## The exercise
Transcribe all of the records word for word, but omit the pictures.

------ Records for this exercise ------

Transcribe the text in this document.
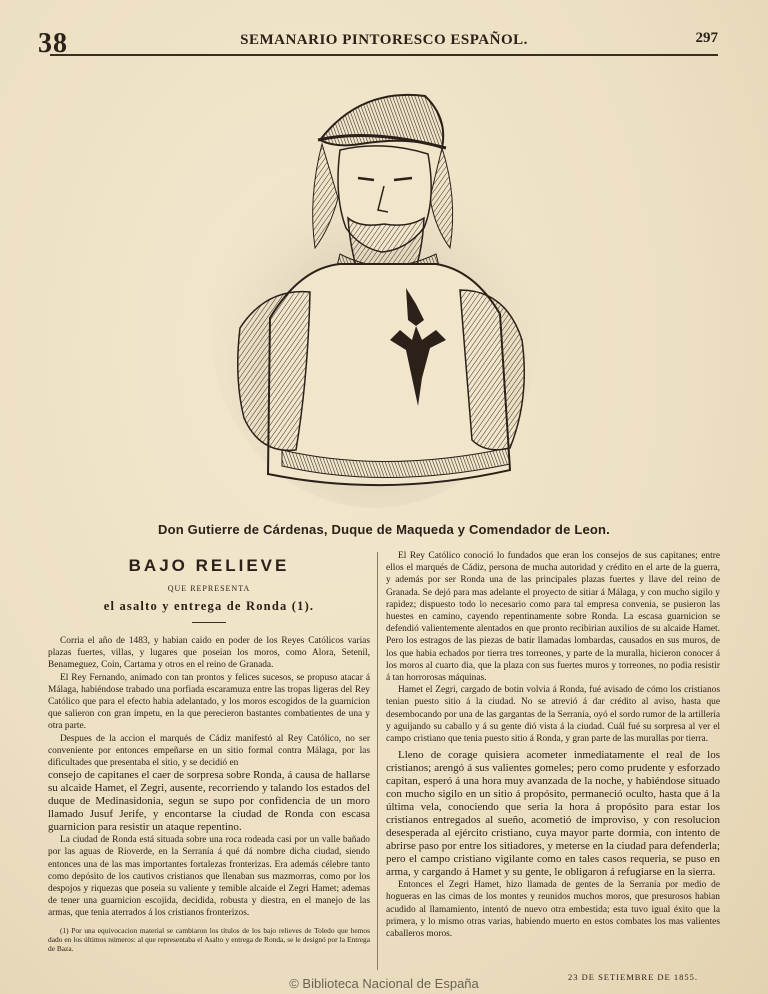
38	SEMANARIO PINTORESCO ESPAÑOL.	297
Don Gutierre de Cárdenas, Duque de Maqueda y Comendador de Leon.
BAJO RELIEVE
QUE REPRESENTA
el asalto y entrega de Ronda (1).

Corria el año de 1483, y habian caido en poder de los Reyes Católicos varias plazas fuertes, villas, y lugares que poseian los moros, como Alora, Setenil, Benameguez, Coin, Cartama y otros en el reino de Granada.

El Rey Fernando, animado con tan prontos y felices sucesos, se propuso atacar á Málaga, habiéndose trabado una porfiada escaramuza entre las tropas ligeras del Rey Católico que para el efecto habia adelantado, y los moros escogidos de la guarnicion que salieron con gran ímpetu, en la que perecieron bastantes combatientes de una y otra parte.

Despues de la accion el marqués de Cádiz manifestó al Rey Católico, no ser conveniente por entonces empeñarse en un sitio formal contra Málaga, por las dificultades que presentaba el sitio, y se decidió en

consejo de capitanes el caer de sorpresa sobre Ronda, á causa de hallarse su alcaide Hamet, el Zegri, ausente, recorriendo y talando los estados del duque de Medinasidonia, segun se supo por confidencia de un moro llamado Jusuf Jerife, y encontarse la ciudad de Ronda con escasa guarnicion para resistir un ataque repentino.

La ciudad de Ronda está situada sobre una roca rodeada casi por un valle bañado por las aguas de Rioverde, en la Serranía á qué dá nombre dicha ciudad, siendo entonces una de las mas importantes fortalezas fronterizas. Era además célebre tanto como depósito de los cautivos cristianos que llenaban sus mazmorras, como por los despojos y riquezas que poseia su valiente y temible alcaide el Zegri Hamet; ademas de tener una guarnicion escojida, decidida, robusta y diestra, en el manejo de las armas, que tenia aterrados á los cristianos fronterizos.

(1) Por una equivocacion material se cambiaron los títulos de los bajo relieves de Toledo que hemos dado en los últimos números: al que representaba el Asalto y entrega de Ronda, se le designó por la Entrega de Baza.

El Rey Católico conoció lo fundados que eran los consejos de sus capitanes; entre ellos el marqués de Cádiz, persona de mucha autoridad y crédito en el arte de la guerra, y además por ser Ronda una de las principales plazas fuertes y llave del reino de Granada. Se dejó para mas adelante el proyecto de sitiar á Málaga, y con mucho sigilo y rapidez; dispuesto todo lo necesario como para tal empresa convenia, se pusieron las huestes en camino, cayendo repentinamente sobre Ronda. La escasa guarnicion se defendió valientemente alentados en que pronto recibirian auxilios de su alcaide Hamet. Pero los estragos de las piezas de batir llamadas lombardas, causados en sus muros, de los que habia echados por tierra tres torreones, y parte de la muralla, hicieron conocer á los moros al cuarto dia, que la plaza con sus fuertes muros y torreones, no podia resistir á tan horrorosas máquinas.

Hamet el Zegri, cargado de botin volvia á Ronda, fué avisado de cómo los cristianos tenian puesto sitio á la ciudad. No se atrevió á dar crédito al aviso, hasta que desembocando por una de las gargantas de la Serranía, oyó el sordo rumor de la artillería y aguijando su caballo y á su gente dió vista á la ciudad. Cuál fué su sorpresa al ver el campo cristiano que tenia puesto sitio á Ronda, y gran parte de las murallas por tierra.

Lleno de corage quisiera acometer inmediatamente el real de los cristianos; arengó á sus valientes gomeles; pero como prudente y esforzado capitan, esperó á una hora muy avanzada de la noche, y habiéndose situado con mucho sigilo en un sitio á propósito, permaneció oculto, hasta que á la última vela, conociendo que seria la hora á propósito para estar los cristianos entregados al sueño, acometió de improviso, y con resolucion desesperada al ejército cristiano, cuya mayor parte dormia, con intento de abrirse paso por entre los sitiadores, y meterse en la ciudad para defenderla; pero el campo cristiano vigilante como en tales casos requeria, se puso en arma, y cargando á Hamet y su gente, le obligaron á refugiarse en la sierra.

Entonces el Zegri Hamet, hizo llamada de gentes de la Serranía por medio de hogueras en las cimas de los montes y reunidos muchos moros, que presurosos habian acudido al llamamiento, intentó de nuevo otra embestida; esta tuvo igual éxito que la primera, y lo mismo otras varias, habiendo muerto en estos combates los mas valientes caballeros moros.

23 DE SETIEMBRE DE 1855.
© Biblioteca Nacional de España
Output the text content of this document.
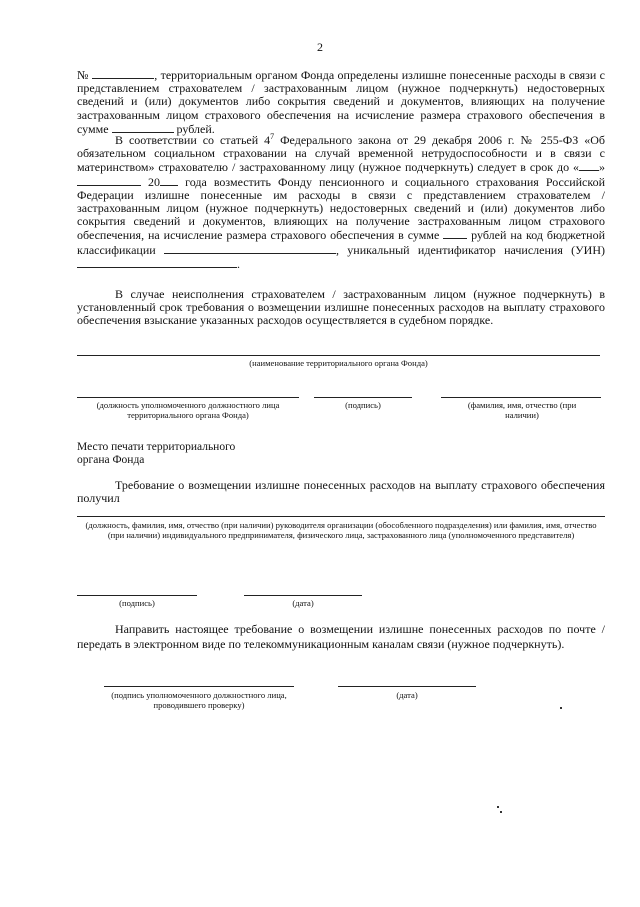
2

№	, территориальным органом Фонда определены излишне понесенные расходы в связи с представлением страхователем / застрахованным лицом (нужное подчеркнуть) недостоверных сведений и (или) документов либо сокрытия сведений и документов, влияющих на получение застрахованным лицом страхового обеспечения на исчисление размера страхового обеспечения в сумме	рублей.

В соответствии со статьей $4^7$ Федерального закона от 29 декабря 2006 г. № 255-ФЗ «Об обязательном социальном страховании на случай временной нетрудоспособности и в связи с материнством» страхователю / застрахованному лицу (нужное подчеркнуть) следует в срок до « »  20 года возместить Фонду пенсионного и социального страхования Российской Федерации излишне понесенные им расходы в связи с представлением страхователем / застрахованным лицом (нужное подчеркнуть) недостоверных сведений и (или) документов либо сокрытия сведений и документов, влияющих на получение застрахованным лицом страхового обеспечения, на исчисление размера страхового обеспечения в сумме	рублей на код бюджетной классификации	, уникальный идентификатор начисления (УИН) .

В случае неисполнения страхователем / застрахованным лицом (нужное подчеркнуть) в установленный срок требования о возмещении излишне понесенных расходов на выплату страхового обеспечения взыскание указанных расходов осуществляется в судебном порядке.

(наименование территориального органа Фонда)
(должность уполномоченного должностного лица территориального органа Фонда)
(подпись)	(фамилия, имя, отчество (при наличии)
Место печати территориального органа Фонда

Требование о возмещении излишне понесенных расходов на выплату страхового обеспечения получил

(должность, фамилия, имя, отчество (при наличии) руководителя организации (обособленного подразделения) или фамилия, имя, отчество (при наличии) индивидуального предпринимателя, физического лица, застрахованного лица (уполномоченного представителя)
(подпись)	(дата)

Направить настоящее требование о возмещении излишне понесенных расходов по почте / передать в электронном виде по телекоммуникационным каналам связи (нужное подчеркнуть).

(подпись уполномоченного должностного лица, проводившего проверку)
(дата)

------

## Full output
Transcribe the text in this document.
38	SEMANARIO PINTORESCO ESPAÑOL.	297
Don Gutierre de Cárdenas, Duque de Maqueda y Comendador de Leon.
BAJO RELIEVE
QUE REPRESENTA
el asalto y entrega de Ronda (1).

Corria el año de 1483, y habian caido en poder de los Reyes Católicos varias plazas fuertes, villas, y lugares que poseian los moros, como Alora, Setenil, Benameguez, Coin, Cartama y otros en el reino de Granada.

El Rey Fernando, animado con tan prontos y felices sucesos, se propuso atacar á Málaga, habiéndose trabado una porfiada escaramuza entre las tropas ligeras del Rey Católico que para el efecto habia adelantado, y los moros escogidos de la guarnicion que salieron con gran ímpetu, en la que perecieron bastantes combatientes de una y otra parte.

Despues de la accion el marqués de Cádiz manifestó al Rey Católico, no ser conveniente por entonces empeñarse en un sitio formal contra Málaga, por las dificultades que presentaba el sitio, y se decidió en

consejo de capitanes el caer de sorpresa sobre Ronda, á causa de hallarse su alcaide Hamet, el Zegri, ausente, recorriendo y talando los estados del duque de Medinasidonia, segun se supo por confidencia de un moro llamado Jusuf Jerife, y encontarse la ciudad de Ronda con escasa guarnicion para resistir un ataque repentino.

La ciudad de Ronda está situada sobre una roca rodeada casi por un valle bañado por las aguas de Rioverde, en la Serranía á qué dá nombre dicha ciudad, siendo entonces una de las mas importantes fortalezas fronterizas. Era además célebre tanto como depósito de los cautivos cristianos que llenaban sus mazmorras, como por los despojos y riquezas que poseia su valiente y temible alcaide el Zegri Hamet; ademas de tener una guarnicion escojida, decidida, robusta y diestra, en el manejo de las armas, que tenia aterrados á los cristianos fronterizos.

(1) Por una equivocacion material se cambiaron los títulos de los bajo relieves de Toledo que hemos dado en los últimos números: al que representaba el Asalto y entrega de Ronda, se le designó por la Entrega de Baza.

El Rey Católico conoció lo fundados que eran los consejos de sus capitanes; entre ellos el marqués de Cádiz, persona de mucha autoridad y crédito en el arte de la guerra, y además por ser Ronda una de las principales plazas fuertes y llave del reino de Granada. Se dejó para mas adelante el proyecto de sitiar á Málaga, y con mucho sigilo y rapidez; dispuesto todo lo necesario como para tal empresa convenia, se pusieron las huestes en camino, cayendo repentinamente sobre Ronda. La escasa guarnicion se defendió valientemente alentados en que pronto recibirian auxilios de su alcaide Hamet. Pero los estragos de las piezas de batir llamadas lombardas, causados en sus muros, de los que habia echados por tierra tres torreones, y parte de la muralla, hicieron conocer á los moros al cuarto dia, que la plaza con sus fuertes muros y torreones, no podia resistir á tan horrorosas máquinas.

Hamet el Zegri, cargado de botin volvia á Ronda, fué avisado de cómo los cristianos tenian puesto sitio á la ciudad. No se atrevió á dar crédito al aviso, hasta que desembocando por una de las gargantas de la Serranía, oyó el sordo rumor de la artillería y aguijando su caballo y á su gente dió vista á la ciudad. Cuál fué su sorpresa al ver el campo cristiano que tenia puesto sitio á Ronda, y gran parte de las murallas por tierra.

Lleno de corage quisiera acometer inmediatamente el real de los cristianos; arengó á sus valientes gomeles; pero como prudente y esforzado capitan, esperó á una hora muy avanzada de la noche, y habiéndose situado con mucho sigilo en un sitio á propósito, permaneció oculto, hasta que á la última vela, conociendo que seria la hora á propósito para estar los cristianos entregados al sueño, acometió de improviso, y con resolucion desesperada al ejército cristiano, cuya mayor parte dormia, con intento de abrirse paso por entre los sitiadores, y meterse en la ciudad para defenderla; pero el campo cristiano vigilante como en tales casos requeria, se puso en arma, y cargando á Hamet y su gente, le obligaron á refugiarse en la sierra.

Entonces el Zegri Hamet, hizo llamada de gentes de la Serranía por medio de hogueras en las cimas de los montes y reunidos muchos moros, que presurosos habian acudido al llamamiento, intentó de nuevo otra embestida; esta tuvo igual éxito que la primera, y lo mismo otras varias, habiendo muerto en estos combates los mas valientes caballeros moros.

23 DE SETIEMBRE DE 1855.
© Biblioteca Nacional de España
Output the text content of this document.
2

№	, территориальным органом Фонда определены излишне понесенные расходы в связи с представлением страхователем / застрахованным лицом (нужное подчеркнуть) недостоверных сведений и (или) документов либо сокрытия сведений и документов, влияющих на получение застрахованным лицом страхового обеспечения на исчисление размера страхового обеспечения в сумме	рублей.

В соответствии со статьей $4^7$ Федерального закона от 29 декабря 2006 г. № 255-ФЗ «Об обязательном социальном страховании на случай временной нетрудоспособности и в связи с материнством» страхователю / застрахованному лицу (нужное подчеркнуть) следует в срок до « »  20 года возместить Фонду пенсионного и социального страхования Российской Федерации излишне понесенные им расходы в связи с представлением страхователем / застрахованным лицом (нужное подчеркнуть) недостоверных сведений и (или) документов либо сокрытия сведений и документов, влияющих на получение застрахованным лицом страхового обеспечения, на исчисление размера страхового обеспечения в сумме	рублей на код бюджетной классификации	, уникальный идентификатор начисления (УИН) .

В случае неисполнения страхователем / застрахованным лицом (нужное подчеркнуть) в установленный срок требования о возмещении излишне понесенных расходов на выплату страхового обеспечения взыскание указанных расходов осуществляется в судебном порядке.

(наименование территориального органа Фонда)
(должность уполномоченного должностного лица территориального органа Фонда)
(подпись)	(фамилия, имя, отчество (при наличии)
Место печати территориального органа Фонда

Требование о возмещении излишне понесенных расходов на выплату страхового обеспечения получил

(должность, фамилия, имя, отчество (при наличии) руководителя организации (обособленного подразделения) или фамилия, имя, отчество (при наличии) индивидуального предпринимателя, физического лица, застрахованного лица (уполномоченного представителя)
(подпись)	(дата)

Направить настоящее требование о возмещении излишне понесенных расходов по почте / передать в электронном виде по телекоммуникационным каналам связи (нужное подчеркнуть).

(подпись уполномоченного должностного лица, проводившего проверку)
(дата)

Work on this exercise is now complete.